Task prompt:
List every line in this data where the string "points" occurs.

[start of Data to process]

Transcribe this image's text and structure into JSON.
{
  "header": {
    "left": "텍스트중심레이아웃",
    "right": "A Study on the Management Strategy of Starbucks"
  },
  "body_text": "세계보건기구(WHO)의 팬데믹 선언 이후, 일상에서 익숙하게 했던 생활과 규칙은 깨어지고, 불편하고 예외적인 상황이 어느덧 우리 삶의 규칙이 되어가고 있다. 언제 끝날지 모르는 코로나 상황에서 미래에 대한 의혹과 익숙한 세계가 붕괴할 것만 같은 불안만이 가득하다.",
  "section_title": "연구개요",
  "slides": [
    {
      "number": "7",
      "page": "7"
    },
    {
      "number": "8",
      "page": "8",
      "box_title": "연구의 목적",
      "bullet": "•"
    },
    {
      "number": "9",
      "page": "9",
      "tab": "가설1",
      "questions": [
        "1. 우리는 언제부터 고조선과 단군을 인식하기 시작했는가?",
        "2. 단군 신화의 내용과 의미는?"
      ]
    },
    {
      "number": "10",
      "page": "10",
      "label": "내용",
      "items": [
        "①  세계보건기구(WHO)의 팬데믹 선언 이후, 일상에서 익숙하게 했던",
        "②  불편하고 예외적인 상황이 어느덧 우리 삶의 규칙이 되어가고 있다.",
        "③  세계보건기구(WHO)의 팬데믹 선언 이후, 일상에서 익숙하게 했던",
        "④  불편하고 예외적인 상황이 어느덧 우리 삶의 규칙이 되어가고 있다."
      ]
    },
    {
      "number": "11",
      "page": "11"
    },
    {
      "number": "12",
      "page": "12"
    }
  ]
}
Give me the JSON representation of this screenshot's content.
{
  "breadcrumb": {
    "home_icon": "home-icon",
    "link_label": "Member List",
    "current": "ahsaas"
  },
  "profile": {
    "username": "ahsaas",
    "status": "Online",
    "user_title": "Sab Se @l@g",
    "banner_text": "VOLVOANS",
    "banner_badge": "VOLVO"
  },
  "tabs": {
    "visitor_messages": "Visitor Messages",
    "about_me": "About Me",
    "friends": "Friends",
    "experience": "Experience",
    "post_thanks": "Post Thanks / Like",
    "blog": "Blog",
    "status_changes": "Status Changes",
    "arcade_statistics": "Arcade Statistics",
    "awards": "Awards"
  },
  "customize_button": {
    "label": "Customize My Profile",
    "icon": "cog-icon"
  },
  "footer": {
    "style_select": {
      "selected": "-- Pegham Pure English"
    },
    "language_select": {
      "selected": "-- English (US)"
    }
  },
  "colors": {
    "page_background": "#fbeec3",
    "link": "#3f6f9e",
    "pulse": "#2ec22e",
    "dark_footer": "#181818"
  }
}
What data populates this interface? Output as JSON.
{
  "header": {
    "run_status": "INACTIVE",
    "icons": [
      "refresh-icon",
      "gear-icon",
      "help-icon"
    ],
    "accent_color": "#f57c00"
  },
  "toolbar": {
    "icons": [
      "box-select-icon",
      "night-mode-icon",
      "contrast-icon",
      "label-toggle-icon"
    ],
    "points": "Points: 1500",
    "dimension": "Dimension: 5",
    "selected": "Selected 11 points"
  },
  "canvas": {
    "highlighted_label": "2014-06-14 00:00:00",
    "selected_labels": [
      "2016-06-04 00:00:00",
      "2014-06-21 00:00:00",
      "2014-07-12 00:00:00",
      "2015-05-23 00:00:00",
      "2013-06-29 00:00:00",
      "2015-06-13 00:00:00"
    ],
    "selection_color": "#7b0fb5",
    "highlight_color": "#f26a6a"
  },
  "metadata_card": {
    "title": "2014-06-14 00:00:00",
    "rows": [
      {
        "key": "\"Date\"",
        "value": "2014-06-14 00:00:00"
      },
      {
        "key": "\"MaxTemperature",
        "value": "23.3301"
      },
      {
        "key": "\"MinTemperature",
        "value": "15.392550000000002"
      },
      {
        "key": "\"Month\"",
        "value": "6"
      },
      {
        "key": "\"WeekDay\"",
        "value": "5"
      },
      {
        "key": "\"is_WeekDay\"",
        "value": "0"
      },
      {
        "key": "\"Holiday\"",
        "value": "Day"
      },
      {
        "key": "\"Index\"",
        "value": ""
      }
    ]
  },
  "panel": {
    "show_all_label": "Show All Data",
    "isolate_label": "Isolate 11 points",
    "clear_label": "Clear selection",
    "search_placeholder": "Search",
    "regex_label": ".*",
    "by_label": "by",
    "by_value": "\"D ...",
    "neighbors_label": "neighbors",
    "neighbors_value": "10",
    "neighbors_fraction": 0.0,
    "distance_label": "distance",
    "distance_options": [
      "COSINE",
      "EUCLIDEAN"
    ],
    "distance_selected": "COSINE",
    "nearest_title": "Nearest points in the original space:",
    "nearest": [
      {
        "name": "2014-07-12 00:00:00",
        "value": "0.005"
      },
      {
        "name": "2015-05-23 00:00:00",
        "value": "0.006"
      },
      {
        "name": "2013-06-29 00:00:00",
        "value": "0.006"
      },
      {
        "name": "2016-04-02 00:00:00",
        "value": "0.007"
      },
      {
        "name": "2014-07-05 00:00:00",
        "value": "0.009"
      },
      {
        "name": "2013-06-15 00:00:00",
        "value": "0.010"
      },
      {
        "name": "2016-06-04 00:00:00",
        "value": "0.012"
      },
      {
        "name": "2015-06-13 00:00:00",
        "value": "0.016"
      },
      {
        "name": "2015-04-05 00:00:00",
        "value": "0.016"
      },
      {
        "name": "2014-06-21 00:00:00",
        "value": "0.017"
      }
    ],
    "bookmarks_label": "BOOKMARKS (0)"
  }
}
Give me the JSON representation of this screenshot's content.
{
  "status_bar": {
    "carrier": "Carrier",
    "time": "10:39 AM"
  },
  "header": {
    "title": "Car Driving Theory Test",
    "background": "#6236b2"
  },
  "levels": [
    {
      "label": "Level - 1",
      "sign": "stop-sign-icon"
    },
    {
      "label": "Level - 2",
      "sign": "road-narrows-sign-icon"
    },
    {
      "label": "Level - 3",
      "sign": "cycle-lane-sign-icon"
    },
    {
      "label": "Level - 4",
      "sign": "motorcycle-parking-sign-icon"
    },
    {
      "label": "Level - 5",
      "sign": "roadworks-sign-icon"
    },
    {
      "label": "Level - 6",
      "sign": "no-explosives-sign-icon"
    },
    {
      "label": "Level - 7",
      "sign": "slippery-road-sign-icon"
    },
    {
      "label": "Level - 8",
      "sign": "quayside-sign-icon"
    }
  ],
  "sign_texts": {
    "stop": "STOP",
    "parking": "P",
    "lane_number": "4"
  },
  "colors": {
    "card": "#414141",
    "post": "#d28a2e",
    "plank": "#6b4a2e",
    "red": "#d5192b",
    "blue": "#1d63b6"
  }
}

[end of Data to process]

Full answer:
    "points": "Points: 1500",
    "selected": "Selected 11 points"
    "isolate_label": "Isolate 11 points",
    "nearest_title": "Nearest points in the original space:",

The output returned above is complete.